▶ Brief:
From the entries that follow, gather each line holding the word "ylabel".

[Extracts from a graphics dataset]
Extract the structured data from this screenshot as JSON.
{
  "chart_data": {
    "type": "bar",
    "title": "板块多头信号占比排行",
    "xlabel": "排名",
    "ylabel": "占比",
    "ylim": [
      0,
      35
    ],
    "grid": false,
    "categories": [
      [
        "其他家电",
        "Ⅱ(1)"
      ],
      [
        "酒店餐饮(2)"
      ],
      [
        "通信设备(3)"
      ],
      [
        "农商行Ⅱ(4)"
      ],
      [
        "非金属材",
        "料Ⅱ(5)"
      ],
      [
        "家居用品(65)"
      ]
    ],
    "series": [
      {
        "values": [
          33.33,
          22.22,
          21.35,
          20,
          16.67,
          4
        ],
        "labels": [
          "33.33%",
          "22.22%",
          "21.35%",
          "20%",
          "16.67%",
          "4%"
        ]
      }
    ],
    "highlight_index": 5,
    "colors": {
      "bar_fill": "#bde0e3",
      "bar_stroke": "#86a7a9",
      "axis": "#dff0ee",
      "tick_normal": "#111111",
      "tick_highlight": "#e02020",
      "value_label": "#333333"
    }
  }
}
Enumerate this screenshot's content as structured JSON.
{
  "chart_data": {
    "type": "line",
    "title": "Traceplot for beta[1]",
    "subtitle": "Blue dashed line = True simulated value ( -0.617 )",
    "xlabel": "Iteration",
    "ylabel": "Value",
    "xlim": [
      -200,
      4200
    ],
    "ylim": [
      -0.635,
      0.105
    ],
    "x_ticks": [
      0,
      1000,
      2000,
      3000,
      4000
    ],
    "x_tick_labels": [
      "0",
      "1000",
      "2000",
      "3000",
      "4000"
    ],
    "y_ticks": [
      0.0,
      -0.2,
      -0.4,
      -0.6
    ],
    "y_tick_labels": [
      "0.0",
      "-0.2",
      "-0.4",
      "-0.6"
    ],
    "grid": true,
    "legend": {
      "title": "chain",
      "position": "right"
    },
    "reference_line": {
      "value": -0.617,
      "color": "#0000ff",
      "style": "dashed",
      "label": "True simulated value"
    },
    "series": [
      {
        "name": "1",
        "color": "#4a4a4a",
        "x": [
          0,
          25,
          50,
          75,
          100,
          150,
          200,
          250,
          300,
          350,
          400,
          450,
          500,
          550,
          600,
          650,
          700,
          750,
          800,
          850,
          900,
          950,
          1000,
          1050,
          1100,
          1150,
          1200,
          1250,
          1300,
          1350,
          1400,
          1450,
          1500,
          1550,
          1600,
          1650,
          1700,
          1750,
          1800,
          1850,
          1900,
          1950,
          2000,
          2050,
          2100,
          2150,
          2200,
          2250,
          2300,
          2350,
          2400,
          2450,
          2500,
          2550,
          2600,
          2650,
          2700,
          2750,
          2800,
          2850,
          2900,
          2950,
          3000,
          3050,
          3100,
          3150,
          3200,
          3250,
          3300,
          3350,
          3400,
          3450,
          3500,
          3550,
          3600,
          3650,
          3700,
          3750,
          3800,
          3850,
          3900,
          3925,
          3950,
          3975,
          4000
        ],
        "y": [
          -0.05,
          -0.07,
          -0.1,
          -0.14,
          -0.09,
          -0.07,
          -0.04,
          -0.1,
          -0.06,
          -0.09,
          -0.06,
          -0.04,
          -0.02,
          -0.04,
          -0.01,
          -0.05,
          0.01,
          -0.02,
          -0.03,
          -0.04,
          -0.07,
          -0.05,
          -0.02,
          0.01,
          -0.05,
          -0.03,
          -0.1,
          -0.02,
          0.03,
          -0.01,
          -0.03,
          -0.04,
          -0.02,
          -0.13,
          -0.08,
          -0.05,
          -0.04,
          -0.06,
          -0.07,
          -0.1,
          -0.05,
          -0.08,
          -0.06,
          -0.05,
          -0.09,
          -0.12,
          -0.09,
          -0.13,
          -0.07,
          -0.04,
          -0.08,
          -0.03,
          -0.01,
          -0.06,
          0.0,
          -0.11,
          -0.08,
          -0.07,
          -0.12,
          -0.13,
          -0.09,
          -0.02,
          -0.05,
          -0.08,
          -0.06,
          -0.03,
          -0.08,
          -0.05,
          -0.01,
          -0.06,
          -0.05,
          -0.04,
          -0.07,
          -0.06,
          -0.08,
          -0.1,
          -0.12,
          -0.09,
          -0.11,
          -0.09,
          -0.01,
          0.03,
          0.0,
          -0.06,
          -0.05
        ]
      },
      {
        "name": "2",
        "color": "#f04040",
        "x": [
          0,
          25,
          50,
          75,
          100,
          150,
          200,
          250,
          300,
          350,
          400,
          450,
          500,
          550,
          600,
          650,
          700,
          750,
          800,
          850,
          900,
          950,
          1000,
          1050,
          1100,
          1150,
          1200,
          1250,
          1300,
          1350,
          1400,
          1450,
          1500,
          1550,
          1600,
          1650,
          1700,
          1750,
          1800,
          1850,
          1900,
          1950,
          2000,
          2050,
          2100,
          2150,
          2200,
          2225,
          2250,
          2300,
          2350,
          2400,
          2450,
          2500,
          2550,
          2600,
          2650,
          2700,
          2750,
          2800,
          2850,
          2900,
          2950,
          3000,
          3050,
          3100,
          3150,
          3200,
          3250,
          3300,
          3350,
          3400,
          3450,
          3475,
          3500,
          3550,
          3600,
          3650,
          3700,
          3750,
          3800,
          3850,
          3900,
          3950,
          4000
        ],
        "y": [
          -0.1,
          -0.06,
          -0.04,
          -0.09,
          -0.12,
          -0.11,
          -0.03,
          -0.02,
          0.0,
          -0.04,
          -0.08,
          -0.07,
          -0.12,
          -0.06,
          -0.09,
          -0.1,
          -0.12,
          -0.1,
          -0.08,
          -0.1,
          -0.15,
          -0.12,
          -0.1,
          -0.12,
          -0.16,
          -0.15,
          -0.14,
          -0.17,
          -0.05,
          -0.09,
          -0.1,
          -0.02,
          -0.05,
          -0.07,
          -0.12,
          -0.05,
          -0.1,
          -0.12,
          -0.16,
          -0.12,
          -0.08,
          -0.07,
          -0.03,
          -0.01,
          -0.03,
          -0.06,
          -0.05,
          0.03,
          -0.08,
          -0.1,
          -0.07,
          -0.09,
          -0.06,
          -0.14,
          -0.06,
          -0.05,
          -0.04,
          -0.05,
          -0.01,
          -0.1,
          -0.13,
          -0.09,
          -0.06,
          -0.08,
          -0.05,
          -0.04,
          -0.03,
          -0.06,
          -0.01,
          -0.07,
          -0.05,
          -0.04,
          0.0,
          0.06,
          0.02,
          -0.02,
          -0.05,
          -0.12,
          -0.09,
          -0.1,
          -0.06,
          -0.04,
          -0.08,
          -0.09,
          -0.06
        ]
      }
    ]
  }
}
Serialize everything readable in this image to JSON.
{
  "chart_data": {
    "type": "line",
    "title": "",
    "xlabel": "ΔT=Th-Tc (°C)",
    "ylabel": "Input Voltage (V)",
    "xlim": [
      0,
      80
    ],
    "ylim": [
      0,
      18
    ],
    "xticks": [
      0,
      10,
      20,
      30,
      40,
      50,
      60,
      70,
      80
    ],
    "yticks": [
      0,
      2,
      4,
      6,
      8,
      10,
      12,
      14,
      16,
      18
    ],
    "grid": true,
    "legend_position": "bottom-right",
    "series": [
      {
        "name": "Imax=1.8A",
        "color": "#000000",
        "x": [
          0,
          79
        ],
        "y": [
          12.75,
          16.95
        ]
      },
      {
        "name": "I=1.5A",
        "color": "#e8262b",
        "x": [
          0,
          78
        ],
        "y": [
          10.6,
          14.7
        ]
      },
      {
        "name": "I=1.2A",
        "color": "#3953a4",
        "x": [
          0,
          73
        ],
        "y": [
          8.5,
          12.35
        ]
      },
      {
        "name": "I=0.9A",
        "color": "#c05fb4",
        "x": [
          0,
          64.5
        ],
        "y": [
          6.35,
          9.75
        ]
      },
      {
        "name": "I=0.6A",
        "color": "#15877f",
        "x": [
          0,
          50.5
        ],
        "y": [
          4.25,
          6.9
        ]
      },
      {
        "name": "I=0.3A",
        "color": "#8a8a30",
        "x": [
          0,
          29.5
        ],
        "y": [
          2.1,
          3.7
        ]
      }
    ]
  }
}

▶ Written response:
    "ylabel": "占比",
    "ylabel": "Value",
    "ylabel": "Input Voltage (V)",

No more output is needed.